** BEGIN STORED DATA **

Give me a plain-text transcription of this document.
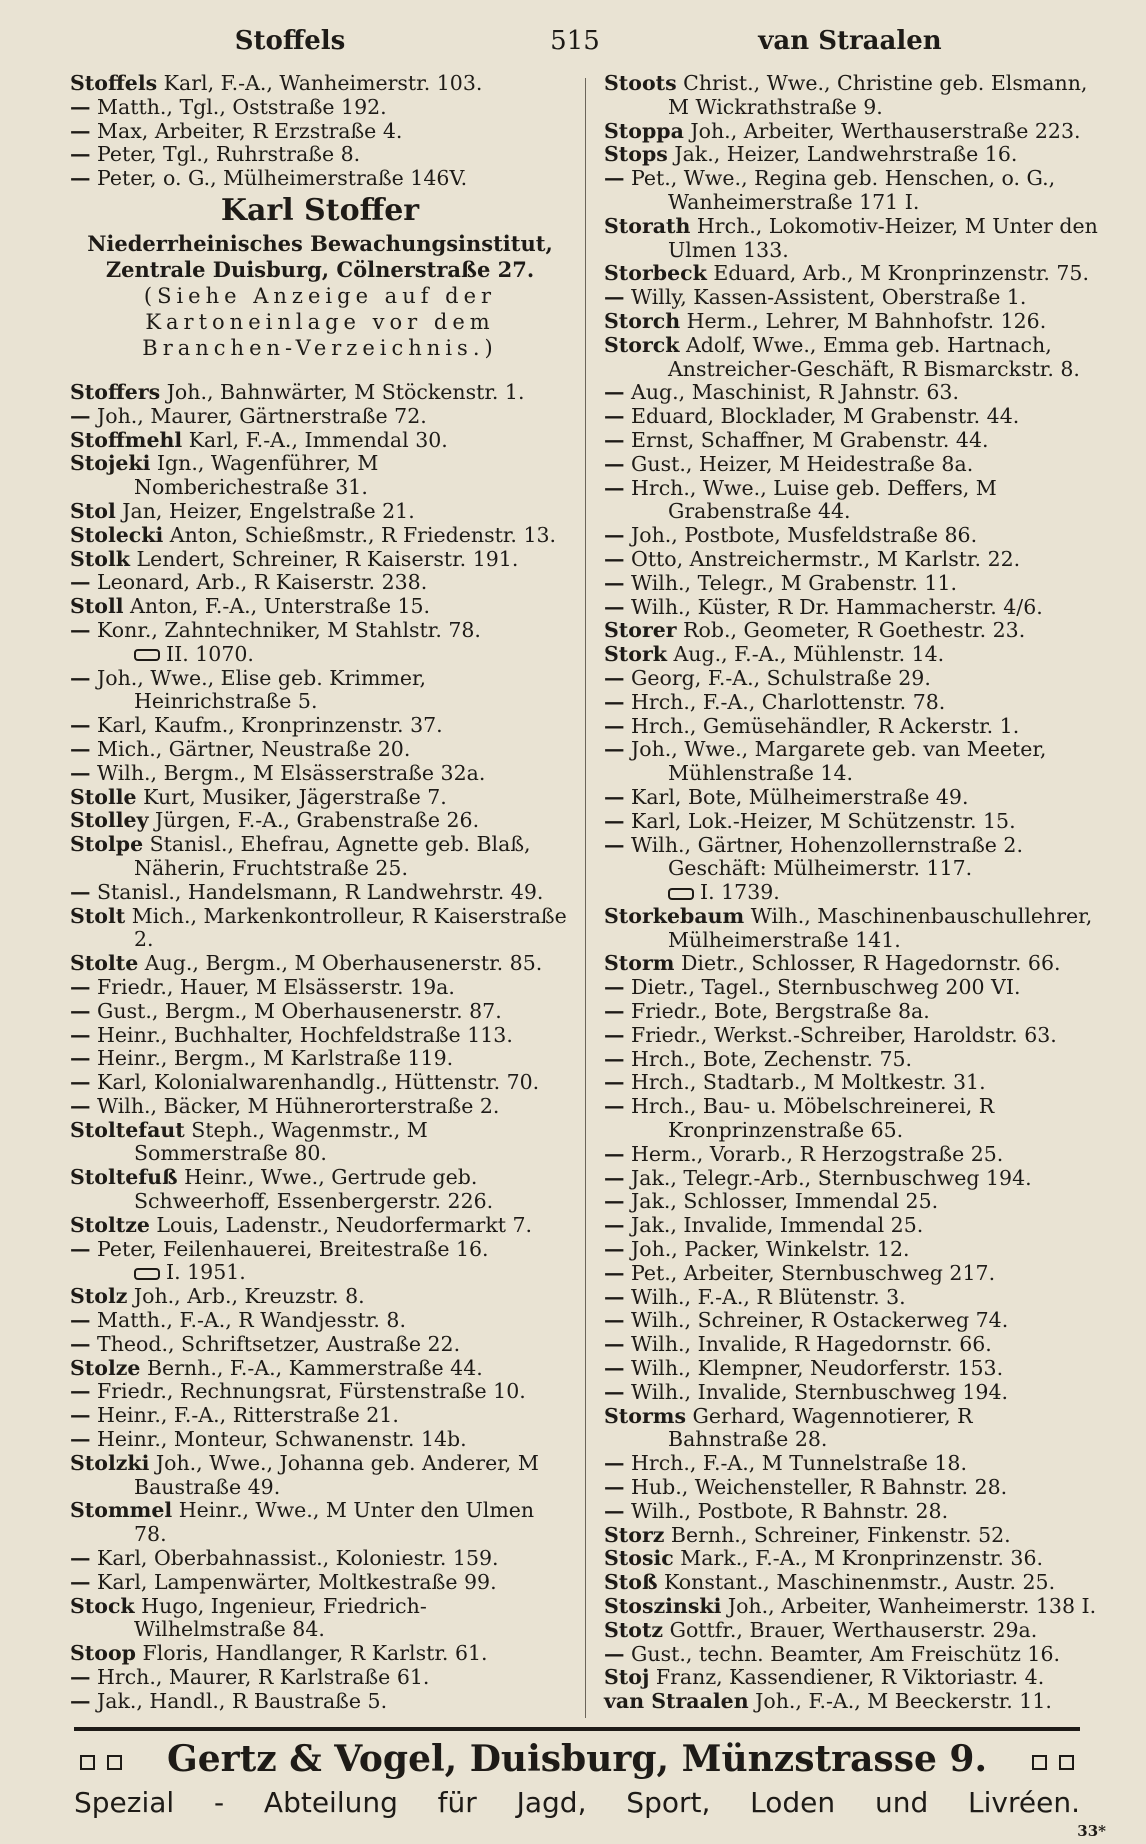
Stoffels	515	van Straalen
Stoffels Karl, F.-A., Wanheimerstr. 103.
— Matth., Tgl., Oststraße 192.
— Max, Arbeiter, R Erzstraße 4.
— Peter, Tgl., Ruhrstraße 8.
— Peter, o. G., Mülheimerstraße 146V.
Karl Stoffer
Niederrheinisches Bewachungsinstitut, Zentrale Duisburg, Cölnerstraße 27.
(Siehe Anzeige auf der Kartoneinlage vor dem Branchen-Verzeichnis.)
Stoffers Joh., Bahnwärter, M Stöckenstr. 1.
— Joh., Maurer, Gärtnerstraße 72.
Stoffmehl Karl, F.-A., Immendal 30.
Stojeki Ign., Wagenführer, M Nomberichestraße 31.
Stol Jan, Heizer, Engelstraße 21.
Stolecki Anton, Schießmstr., R Friedenstr. 13.
Stolk Lendert, Schreiner, R Kaiserstr. 191.
— Leonard, Arb., R Kaiserstr. 238.
Stoll Anton, F.-A., Unterstraße 15.
— Konr., Zahntechniker, M Stahlstr. 78.
II. 1070.
— Joh., Wwe., Elise geb. Krimmer, Heinrichstraße 5.
— Karl, Kaufm., Kronprinzenstr. 37.
— Mich., Gärtner, Neustraße 20.
— Wilh., Bergm., M Elsässerstraße 32a.
Stolle Kurt, Musiker, Jägerstraße 7.
Stolley Jürgen, F.-A., Grabenstraße 26.
Stolpe Stanisl., Ehefrau, Agnette geb. Blaß, Näherin, Fruchtstraße 25.
— Stanisl., Handelsmann, R Landwehrstr. 49.
Stolt Mich., Markenkontrolleur, R Kaiserstraße 2.
Stolte Aug., Bergm., M Oberhausenerstr. 85.
— Friedr., Hauer, M Elsässerstr. 19a.
— Gust., Bergm., M Oberhausenerstr. 87.
— Heinr., Buchhalter, Hochfeldstraße 113.
— Heinr., Bergm., M Karlstraße 119.
— Karl, Kolonialwarenhandlg., Hüttenstr. 70.
— Wilh., Bäcker, M Hühnerorterstraße 2.
Stoltefaut Steph., Wagenmstr., M Sommerstraße 80.
Stoltefuß Heinr., Wwe., Gertrude geb. Schweerhoff, Essenbergerstr. 226.
Stoltze Louis, Ladenstr., Neudorfermarkt 7.
— Peter, Feilenhauerei, Breitestraße 16.
I. 1951.
Stolz Joh., Arb., Kreuzstr. 8.
— Matth., F.-A., R Wandjesstr. 8.
— Theod., Schriftsetzer, Austraße 22.
Stolze Bernh., F.-A., Kammerstraße 44.
— Friedr., Rechnungsrat, Fürstenstraße 10.
— Heinr., F.-A., Ritterstraße 21.
— Heinr., Monteur, Schwanenstr. 14b.
Stolzki Joh., Wwe., Johanna geb. Anderer, M Baustraße 49.
Stommel Heinr., Wwe., M Unter den Ulmen 78.
— Karl, Oberbahnassist., Koloniestr. 159.
— Karl, Lampenwärter, Moltkestraße 99.
Stock Hugo, Ingenieur, Friedrich-Wilhelmstraße 84.
Stoop Floris, Handlanger, R Karlstr. 61.
— Hrch., Maurer, R Karlstraße 61.
— Jak., Handl., R Baustraße 5.
Stoots Christ., Wwe., Christine geb. Elsmann, M Wickrathstraße 9.
Stoppa Joh., Arbeiter, Werthauserstraße 223.
Stops Jak., Heizer, Landwehrstraße 16.
— Pet., Wwe., Regina geb. Henschen, o. G., Wanheimerstraße 171 I.
Storath Hrch., Lokomotiv-Heizer, M Unter den Ulmen 133.
Storbeck Eduard, Arb., M Kronprinzenstr. 75.
— Willy, Kassen-Assistent, Oberstraße 1.
Storch Herm., Lehrer, M Bahnhofstr. 126.
Storck Adolf, Wwe., Emma geb. Hartnach, Anstreicher-Geschäft, R Bismarckstr. 8.
— Aug., Maschinist, R Jahnstr. 63.
— Eduard, Blocklader, M Grabenstr. 44.
— Ernst, Schaffner, M Grabenstr. 44.
— Gust., Heizer, M Heidestraße 8a.
— Hrch., Wwe., Luise geb. Deffers, M Grabenstraße 44.
— Joh., Postbote, Musfeldstraße 86.
— Otto, Anstreichermstr., M Karlstr. 22.
— Wilh., Telegr., M Grabenstr. 11.
— Wilh., Küster, R Dr. Hammacherstr. 4/6.
Storer Rob., Geometer, R Goethestr. 23.
Stork Aug., F.-A., Mühlenstr. 14.
— Georg, F.-A., Schulstraße 29.
— Hrch., F.-A., Charlottenstr. 78.
— Hrch., Gemüsehändler, R Ackerstr. 1.
— Joh., Wwe., Margarete geb. van Meeter, Mühlenstraße 14.
— Karl, Bote, Mülheimerstraße 49.
— Karl, Lok.-Heizer, M Schützenstr. 15.
— Wilh., Gärtner, Hohenzollernstraße 2. Geschäft: Mülheimerstr. 117.
I. 1739.
Storkebaum Wilh., Maschinenbauschullehrer, Mülheimerstraße 141.
Storm Dietr., Schlosser, R Hagedornstr. 66.
— Dietr., Tagel., Sternbuschweg 200 VI.
— Friedr., Bote, Bergstraße 8a.
— Friedr., Werkst.-Schreiber, Haroldstr. 63.
— Hrch., Bote, Zechenstr. 75.
— Hrch., Stadtarb., M Moltkestr. 31.
— Hrch., Bau- u. Möbelschreinerei, R Kronprinzenstraße 65.
— Herm., Vorarb., R Herzogstraße 25.
— Jak., Telegr.-Arb., Sternbuschweg 194.
— Jak., Schlosser, Immendal 25.
— Jak., Invalide, Immendal 25.
— Joh., Packer, Winkelstr. 12.
— Pet., Arbeiter, Sternbuschweg 217.
— Wilh., F.-A., R Blütenstr. 3.
— Wilh., Schreiner, R Ostackerweg 74.
— Wilh., Invalide, R Hagedornstr. 66.
— Wilh., Klempner, Neudorferstr. 153.
— Wilh., Invalide, Sternbuschweg 194.
Storms Gerhard, Wagennotierer, R Bahnstraße 28.
— Hrch., F.-A., M Tunnelstraße 18.
— Hub., Weichensteller, R Bahnstr. 28.
— Wilh., Postbote, R Bahnstr. 28.
Storz Bernh., Schreiner, Finkenstr. 52.
Stosic Mark., F.-A., M Kronprinzenstr. 36.
Stoß Konstant., Maschinenmstr., Austr. 25.
Stoszinski Joh., Arbeiter, Wanheimerstr. 138 I.
Stotz Gottfr., Brauer, Werthauserstr. 29a.
— Gust., techn. Beamter, Am Freischütz 16.
Stoj Franz, Kassendiener, R Viktoriastr. 4.
van Straalen Joh., F.-A., M Beeckerstr. 11.
Gertz & Vogel, Duisburg, Münzstrasse 9.
Spezial - Abteilung für Jagd, Sport, Loden und Livréen.
33*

** END STORED DATA **

* _EXERCISE_
Make a copy of each line that contains the string "Peter".

* _COMPLETE ANSWER_
— Peter, Tgl., Ruhrstraße 8.
— Peter, o. G., Mülheimerstraße 146V.
— Peter, Feilenhauerei, Breitestraße 16.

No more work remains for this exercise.